§ DESCRIPTION OF THE TASK
Extract, verbatim, all lines starting at the one containing "Convert this document image to plain text." and ending with the final line of the listing, and no others.

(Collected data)

..............................

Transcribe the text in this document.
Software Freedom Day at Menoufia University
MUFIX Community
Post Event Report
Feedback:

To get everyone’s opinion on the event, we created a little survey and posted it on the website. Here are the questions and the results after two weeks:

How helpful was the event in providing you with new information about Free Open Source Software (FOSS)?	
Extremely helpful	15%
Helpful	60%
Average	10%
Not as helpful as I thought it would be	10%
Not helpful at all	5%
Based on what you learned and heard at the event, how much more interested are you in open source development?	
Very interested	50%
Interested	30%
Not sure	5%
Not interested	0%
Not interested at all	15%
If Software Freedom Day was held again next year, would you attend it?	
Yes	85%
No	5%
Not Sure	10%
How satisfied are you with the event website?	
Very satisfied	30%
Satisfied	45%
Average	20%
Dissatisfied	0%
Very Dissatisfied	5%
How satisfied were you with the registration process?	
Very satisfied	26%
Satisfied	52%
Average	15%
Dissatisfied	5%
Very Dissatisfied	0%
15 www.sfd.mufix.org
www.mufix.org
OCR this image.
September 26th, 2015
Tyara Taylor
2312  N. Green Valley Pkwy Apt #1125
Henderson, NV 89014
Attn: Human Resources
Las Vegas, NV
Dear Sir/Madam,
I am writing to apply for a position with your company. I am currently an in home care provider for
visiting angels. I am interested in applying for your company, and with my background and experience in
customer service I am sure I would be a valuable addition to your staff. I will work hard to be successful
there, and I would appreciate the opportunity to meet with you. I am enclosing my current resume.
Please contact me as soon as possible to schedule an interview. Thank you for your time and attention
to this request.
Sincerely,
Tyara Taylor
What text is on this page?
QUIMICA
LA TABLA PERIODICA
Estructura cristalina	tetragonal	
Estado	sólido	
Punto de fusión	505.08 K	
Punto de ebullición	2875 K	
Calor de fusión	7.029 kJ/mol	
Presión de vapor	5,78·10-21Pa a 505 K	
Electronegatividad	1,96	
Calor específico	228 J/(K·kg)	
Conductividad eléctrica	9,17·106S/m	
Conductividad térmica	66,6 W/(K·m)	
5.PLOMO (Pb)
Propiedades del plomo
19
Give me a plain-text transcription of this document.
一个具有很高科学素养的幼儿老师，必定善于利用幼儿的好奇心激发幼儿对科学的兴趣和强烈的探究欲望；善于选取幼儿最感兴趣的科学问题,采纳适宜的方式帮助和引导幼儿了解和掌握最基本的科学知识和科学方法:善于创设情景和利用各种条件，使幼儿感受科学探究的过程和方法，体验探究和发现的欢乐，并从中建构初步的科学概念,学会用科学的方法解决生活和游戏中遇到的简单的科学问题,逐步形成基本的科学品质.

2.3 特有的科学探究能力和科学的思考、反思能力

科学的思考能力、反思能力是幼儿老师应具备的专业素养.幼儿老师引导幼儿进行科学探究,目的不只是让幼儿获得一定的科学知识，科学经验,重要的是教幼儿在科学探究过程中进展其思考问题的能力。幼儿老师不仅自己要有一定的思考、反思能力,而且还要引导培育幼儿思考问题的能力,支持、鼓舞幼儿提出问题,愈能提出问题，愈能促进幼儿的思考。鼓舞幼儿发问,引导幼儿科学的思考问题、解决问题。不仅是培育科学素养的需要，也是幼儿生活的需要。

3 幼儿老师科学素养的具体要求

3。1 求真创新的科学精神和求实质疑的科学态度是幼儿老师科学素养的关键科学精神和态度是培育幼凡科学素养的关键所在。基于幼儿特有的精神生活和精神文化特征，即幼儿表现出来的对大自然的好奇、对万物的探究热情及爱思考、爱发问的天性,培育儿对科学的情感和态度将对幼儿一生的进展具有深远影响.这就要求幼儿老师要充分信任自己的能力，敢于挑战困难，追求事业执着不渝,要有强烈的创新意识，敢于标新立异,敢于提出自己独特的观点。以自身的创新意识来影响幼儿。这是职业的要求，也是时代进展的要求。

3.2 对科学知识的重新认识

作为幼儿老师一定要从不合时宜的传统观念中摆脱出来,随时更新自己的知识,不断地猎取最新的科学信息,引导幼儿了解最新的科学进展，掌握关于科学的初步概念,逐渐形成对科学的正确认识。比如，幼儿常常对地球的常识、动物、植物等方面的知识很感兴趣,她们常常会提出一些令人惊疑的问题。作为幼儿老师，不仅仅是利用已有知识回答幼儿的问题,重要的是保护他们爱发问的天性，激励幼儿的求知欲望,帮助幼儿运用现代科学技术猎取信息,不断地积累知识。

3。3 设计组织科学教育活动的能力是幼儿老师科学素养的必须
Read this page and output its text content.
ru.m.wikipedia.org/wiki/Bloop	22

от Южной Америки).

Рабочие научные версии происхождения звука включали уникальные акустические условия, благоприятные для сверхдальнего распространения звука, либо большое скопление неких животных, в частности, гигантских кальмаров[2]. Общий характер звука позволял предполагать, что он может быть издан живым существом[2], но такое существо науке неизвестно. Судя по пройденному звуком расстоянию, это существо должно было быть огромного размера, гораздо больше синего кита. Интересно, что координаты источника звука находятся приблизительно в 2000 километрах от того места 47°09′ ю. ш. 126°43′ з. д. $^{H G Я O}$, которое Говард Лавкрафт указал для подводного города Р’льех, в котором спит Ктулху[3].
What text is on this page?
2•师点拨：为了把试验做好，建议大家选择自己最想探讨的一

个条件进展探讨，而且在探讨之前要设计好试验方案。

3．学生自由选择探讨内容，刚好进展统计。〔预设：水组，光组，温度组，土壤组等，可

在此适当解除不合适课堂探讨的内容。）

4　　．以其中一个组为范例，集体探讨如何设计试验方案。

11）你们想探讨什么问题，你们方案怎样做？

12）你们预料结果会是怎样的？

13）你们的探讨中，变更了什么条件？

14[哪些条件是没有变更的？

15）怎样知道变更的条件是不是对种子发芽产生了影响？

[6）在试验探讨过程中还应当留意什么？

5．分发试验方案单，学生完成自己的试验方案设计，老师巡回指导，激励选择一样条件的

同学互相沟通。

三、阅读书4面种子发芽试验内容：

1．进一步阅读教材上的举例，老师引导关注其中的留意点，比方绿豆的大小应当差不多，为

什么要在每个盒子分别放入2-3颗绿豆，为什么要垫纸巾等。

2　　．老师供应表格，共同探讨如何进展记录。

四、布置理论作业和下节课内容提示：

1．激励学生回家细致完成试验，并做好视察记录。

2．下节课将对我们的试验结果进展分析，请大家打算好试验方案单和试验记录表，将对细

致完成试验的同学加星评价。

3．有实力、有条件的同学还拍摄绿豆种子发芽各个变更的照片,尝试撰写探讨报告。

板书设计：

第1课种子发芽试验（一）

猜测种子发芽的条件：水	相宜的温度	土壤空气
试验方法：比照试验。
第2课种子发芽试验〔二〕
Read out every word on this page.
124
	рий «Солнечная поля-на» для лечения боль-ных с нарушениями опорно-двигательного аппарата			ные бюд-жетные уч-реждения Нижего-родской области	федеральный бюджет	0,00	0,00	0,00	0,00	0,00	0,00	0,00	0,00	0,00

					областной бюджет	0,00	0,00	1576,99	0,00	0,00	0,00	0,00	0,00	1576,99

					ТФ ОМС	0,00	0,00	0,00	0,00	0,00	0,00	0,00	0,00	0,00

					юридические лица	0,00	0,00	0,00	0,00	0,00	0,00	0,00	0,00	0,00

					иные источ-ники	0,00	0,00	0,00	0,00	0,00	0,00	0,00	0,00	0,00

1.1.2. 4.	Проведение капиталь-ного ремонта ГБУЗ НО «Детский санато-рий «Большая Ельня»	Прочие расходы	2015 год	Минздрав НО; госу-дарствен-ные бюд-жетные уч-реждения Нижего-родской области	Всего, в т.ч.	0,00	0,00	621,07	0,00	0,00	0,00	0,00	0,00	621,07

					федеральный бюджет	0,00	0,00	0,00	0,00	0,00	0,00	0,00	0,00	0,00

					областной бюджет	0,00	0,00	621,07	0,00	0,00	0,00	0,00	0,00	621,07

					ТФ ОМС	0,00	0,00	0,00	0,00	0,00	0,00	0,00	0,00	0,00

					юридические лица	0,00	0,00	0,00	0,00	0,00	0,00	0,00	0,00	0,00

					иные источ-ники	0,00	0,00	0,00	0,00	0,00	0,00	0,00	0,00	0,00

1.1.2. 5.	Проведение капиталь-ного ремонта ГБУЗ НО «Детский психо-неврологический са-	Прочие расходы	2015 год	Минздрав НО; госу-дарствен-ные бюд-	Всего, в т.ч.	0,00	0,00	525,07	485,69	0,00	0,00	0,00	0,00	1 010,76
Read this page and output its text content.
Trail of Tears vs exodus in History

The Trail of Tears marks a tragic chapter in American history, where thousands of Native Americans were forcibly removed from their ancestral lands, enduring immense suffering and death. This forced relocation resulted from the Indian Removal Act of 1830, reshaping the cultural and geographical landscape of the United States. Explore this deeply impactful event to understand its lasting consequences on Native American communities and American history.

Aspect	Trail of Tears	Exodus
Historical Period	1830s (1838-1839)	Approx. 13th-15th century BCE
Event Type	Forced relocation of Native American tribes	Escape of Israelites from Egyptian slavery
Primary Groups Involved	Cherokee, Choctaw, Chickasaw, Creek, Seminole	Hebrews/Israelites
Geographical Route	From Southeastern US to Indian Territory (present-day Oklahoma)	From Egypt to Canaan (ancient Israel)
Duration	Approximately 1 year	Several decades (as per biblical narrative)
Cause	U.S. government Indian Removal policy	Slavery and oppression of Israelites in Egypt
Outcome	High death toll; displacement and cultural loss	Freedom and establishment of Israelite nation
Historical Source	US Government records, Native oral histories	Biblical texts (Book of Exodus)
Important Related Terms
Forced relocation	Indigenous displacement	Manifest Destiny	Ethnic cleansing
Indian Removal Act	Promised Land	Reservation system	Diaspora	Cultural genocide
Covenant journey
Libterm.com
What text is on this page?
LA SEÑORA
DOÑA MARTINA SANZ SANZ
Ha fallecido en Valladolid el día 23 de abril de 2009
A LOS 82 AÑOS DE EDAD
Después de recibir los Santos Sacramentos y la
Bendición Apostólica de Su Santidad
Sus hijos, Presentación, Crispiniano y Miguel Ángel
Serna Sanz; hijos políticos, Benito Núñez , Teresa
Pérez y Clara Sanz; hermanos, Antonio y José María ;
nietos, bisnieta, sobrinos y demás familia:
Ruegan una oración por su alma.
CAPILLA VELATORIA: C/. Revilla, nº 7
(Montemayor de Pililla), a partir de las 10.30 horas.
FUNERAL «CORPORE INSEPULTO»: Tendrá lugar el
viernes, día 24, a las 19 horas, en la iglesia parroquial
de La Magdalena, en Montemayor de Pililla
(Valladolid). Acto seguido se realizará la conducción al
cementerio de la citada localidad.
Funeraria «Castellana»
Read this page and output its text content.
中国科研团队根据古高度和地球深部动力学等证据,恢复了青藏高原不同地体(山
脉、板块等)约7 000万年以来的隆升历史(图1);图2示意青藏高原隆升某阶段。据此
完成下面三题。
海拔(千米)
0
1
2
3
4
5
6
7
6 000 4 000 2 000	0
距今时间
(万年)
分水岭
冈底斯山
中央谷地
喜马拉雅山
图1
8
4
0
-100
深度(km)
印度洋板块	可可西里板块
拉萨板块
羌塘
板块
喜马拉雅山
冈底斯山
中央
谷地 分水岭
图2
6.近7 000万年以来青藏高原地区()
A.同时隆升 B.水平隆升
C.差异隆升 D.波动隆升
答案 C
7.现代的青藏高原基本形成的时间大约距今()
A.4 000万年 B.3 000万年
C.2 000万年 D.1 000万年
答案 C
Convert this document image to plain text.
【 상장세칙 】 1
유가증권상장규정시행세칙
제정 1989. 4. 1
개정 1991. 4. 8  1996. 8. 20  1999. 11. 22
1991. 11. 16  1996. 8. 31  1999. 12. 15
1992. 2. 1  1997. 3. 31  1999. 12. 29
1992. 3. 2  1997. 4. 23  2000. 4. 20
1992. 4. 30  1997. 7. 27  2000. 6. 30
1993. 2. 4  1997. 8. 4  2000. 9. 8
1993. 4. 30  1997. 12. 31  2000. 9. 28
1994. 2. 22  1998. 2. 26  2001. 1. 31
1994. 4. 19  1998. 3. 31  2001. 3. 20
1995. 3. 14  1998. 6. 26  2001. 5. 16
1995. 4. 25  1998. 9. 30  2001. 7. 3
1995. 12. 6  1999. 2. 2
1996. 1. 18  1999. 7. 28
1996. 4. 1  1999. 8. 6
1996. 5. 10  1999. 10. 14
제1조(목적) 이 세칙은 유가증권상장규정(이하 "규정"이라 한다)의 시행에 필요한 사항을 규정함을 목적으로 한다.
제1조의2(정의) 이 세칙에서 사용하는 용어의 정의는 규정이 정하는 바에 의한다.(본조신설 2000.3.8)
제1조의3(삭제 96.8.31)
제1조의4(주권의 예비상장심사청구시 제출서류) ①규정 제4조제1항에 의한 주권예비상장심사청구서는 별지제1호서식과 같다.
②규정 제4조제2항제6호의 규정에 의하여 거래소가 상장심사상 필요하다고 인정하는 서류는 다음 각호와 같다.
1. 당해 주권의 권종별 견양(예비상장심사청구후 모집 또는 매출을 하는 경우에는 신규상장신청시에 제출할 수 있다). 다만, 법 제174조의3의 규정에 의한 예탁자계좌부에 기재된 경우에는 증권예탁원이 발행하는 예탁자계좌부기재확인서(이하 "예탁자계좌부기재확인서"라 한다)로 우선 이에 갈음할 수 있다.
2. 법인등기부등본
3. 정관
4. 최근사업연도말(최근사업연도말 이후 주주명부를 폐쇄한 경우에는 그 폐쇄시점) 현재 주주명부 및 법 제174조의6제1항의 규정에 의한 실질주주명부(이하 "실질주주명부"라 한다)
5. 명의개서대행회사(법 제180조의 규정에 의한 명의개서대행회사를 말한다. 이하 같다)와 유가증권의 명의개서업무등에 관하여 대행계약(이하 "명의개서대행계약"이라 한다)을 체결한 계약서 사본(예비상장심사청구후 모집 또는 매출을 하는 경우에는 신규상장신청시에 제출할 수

..............................

§ EXERCISE RESPONSE
Convert this document image to plain text.
【 상장세칙 】 1
유가증권상장규정시행세칙
제정 1989. 4. 1
개정 1991. 4. 8  1996. 8. 20  1999. 11. 22
1991. 11. 16  1996. 8. 31  1999. 12. 15
1992. 2. 1  1997. 3. 31  1999. 12. 29
1992. 3. 2  1997. 4. 23  2000. 4. 20
1992. 4. 30  1997. 7. 27  2000. 6. 30
1993. 2. 4  1997. 8. 4  2000. 9. 8
1993. 4. 30  1997. 12. 31  2000. 9. 28
1994. 2. 22  1998. 2. 26  2001. 1. 31
1994. 4. 19  1998. 3. 31  2001. 3. 20
1995. 3. 14  1998. 6. 26  2001. 5. 16
1995. 4. 25  1998. 9. 30  2001. 7. 3
1995. 12. 6  1999. 2. 2
1996. 1. 18  1999. 7. 28
1996. 4. 1  1999. 8. 6
1996. 5. 10  1999. 10. 14
제1조(목적) 이 세칙은 유가증권상장규정(이하 "규정"이라 한다)의 시행에 필요한 사항을 규정함을 목적으로 한다.
제1조의2(정의) 이 세칙에서 사용하는 용어의 정의는 규정이 정하는 바에 의한다.(본조신설 2000.3.8)
제1조의3(삭제 96.8.31)
제1조의4(주권의 예비상장심사청구시 제출서류) ①규정 제4조제1항에 의한 주권예비상장심사청구서는 별지제1호서식과 같다.
②규정 제4조제2항제6호의 규정에 의하여 거래소가 상장심사상 필요하다고 인정하는 서류는 다음 각호와 같다.
1. 당해 주권의 권종별 견양(예비상장심사청구후 모집 또는 매출을 하는 경우에는 신규상장신청시에 제출할 수 있다). 다만, 법 제174조의3의 규정에 의한 예탁자계좌부에 기재된 경우에는 증권예탁원이 발행하는 예탁자계좌부기재확인서(이하 "예탁자계좌부기재확인서"라 한다)로 우선 이에 갈음할 수 있다.
2. 법인등기부등본
3. 정관
4. 최근사업연도말(최근사업연도말 이후 주주명부를 폐쇄한 경우에는 그 폐쇄시점) 현재 주주명부 및 법 제174조의6제1항의 규정에 의한 실질주주명부(이하 "실질주주명부"라 한다)
5. 명의개서대행회사(법 제180조의 규정에 의한 명의개서대행회사를 말한다. 이하 같다)와 유가증권의 명의개서업무등에 관하여 대행계약(이하 "명의개서대행계약"이라 한다)을 체결한 계약서 사본(예비상장심사청구후 모집 또는 매출을 하는 경우에는 신규상장신청시에 제출할 수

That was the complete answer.